**Directions for this task:** Please copy out, unchanged, the lines of the rows below that begin at the very first line and end with the line containing "- calendar-day-selected[interactable]: 11: [533, 337, 585, 389]", both included.

>> begin

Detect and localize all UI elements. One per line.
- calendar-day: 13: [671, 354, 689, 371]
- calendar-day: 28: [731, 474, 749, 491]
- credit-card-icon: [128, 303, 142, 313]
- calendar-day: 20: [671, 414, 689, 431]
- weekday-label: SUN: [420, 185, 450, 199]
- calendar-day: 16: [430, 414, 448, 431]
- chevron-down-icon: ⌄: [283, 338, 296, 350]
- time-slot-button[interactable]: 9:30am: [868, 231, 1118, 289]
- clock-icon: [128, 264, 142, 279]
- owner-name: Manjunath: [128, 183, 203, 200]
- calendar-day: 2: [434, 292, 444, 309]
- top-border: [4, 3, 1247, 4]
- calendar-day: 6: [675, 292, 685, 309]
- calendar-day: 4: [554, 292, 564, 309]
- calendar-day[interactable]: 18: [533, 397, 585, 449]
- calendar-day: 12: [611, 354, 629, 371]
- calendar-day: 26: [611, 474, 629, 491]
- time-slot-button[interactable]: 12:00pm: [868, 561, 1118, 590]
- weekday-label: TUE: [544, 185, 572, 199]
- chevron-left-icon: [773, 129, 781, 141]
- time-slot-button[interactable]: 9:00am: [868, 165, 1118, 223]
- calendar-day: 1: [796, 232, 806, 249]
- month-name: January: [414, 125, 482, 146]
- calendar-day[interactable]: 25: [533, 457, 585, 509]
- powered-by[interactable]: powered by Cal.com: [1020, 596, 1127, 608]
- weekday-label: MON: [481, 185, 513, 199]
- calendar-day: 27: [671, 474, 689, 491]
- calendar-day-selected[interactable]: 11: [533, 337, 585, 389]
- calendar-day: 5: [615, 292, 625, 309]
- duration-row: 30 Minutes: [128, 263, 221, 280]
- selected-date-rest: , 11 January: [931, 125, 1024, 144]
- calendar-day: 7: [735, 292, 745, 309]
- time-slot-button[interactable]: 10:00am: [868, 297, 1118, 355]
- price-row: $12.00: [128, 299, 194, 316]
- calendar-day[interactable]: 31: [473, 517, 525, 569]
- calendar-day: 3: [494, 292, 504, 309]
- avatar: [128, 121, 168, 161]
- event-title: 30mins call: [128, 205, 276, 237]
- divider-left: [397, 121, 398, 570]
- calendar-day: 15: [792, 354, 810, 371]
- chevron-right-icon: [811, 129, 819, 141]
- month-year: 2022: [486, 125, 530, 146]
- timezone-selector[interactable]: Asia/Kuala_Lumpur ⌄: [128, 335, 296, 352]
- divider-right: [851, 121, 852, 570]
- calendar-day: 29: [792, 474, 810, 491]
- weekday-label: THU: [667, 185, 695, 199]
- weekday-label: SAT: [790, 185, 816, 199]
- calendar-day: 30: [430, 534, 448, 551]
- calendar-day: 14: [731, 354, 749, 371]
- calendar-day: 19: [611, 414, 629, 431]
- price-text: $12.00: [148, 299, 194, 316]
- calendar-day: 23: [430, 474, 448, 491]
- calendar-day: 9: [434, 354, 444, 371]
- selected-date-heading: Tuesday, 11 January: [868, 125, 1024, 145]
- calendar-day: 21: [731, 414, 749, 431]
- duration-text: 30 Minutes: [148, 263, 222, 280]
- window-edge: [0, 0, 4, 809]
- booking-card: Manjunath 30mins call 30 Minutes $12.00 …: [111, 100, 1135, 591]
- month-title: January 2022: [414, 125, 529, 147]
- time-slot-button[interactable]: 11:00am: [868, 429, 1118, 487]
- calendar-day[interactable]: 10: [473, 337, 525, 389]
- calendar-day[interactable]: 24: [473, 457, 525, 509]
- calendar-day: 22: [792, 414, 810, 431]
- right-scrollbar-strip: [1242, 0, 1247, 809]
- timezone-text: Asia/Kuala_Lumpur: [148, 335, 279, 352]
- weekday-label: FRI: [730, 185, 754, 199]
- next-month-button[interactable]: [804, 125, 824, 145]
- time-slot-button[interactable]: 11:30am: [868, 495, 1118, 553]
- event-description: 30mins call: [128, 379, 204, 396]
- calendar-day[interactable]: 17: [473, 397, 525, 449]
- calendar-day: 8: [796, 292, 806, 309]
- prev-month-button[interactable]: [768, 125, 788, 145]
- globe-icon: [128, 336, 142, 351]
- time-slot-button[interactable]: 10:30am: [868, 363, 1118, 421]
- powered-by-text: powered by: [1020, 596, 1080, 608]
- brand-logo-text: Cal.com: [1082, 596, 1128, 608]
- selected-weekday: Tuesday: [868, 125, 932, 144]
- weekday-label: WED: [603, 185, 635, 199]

>> end

**Answer to this task:**
Detect and localize all UI elements. One per line.
- calendar-day: 13: [671, 354, 689, 371]
- calendar-day: 28: [731, 474, 749, 491]
- credit-card-icon: [128, 303, 142, 313]
- calendar-day: 20: [671, 414, 689, 431]
- weekday-label: SUN: [420, 185, 450, 199]
- calendar-day: 16: [430, 414, 448, 431]
- chevron-down-icon: ⌄: [283, 338, 296, 350]
- time-slot-button[interactable]: 9:30am: [868, 231, 1118, 289]
- clock-icon: [128, 264, 142, 279]
- owner-name: Manjunath: [128, 183, 203, 200]
- calendar-day: 2: [434, 292, 444, 309]
- top-border: [4, 3, 1247, 4]
- calendar-day: 6: [675, 292, 685, 309]
- calendar-day: 4: [554, 292, 564, 309]
- calendar-day[interactable]: 18: [533, 397, 585, 449]
- calendar-day: 12: [611, 354, 629, 371]
- calendar-day: 26: [611, 474, 629, 491]
- time-slot-button[interactable]: 12:00pm: [868, 561, 1118, 590]
- weekday-label: TUE: [544, 185, 572, 199]
- chevron-left-icon: [773, 129, 781, 141]
- time-slot-button[interactable]: 9:00am: [868, 165, 1118, 223]
- calendar-day: 1: [796, 232, 806, 249]
- month-name: January: [414, 125, 482, 146]
- calendar-day[interactable]: 25: [533, 457, 585, 509]
- powered-by[interactable]: powered by Cal.com: [1020, 596, 1127, 608]
- weekday-label: MON: [481, 185, 513, 199]
- calendar-day: 27: [671, 474, 689, 491]
- calendar-day-selected[interactable]: 11: [533, 337, 585, 389]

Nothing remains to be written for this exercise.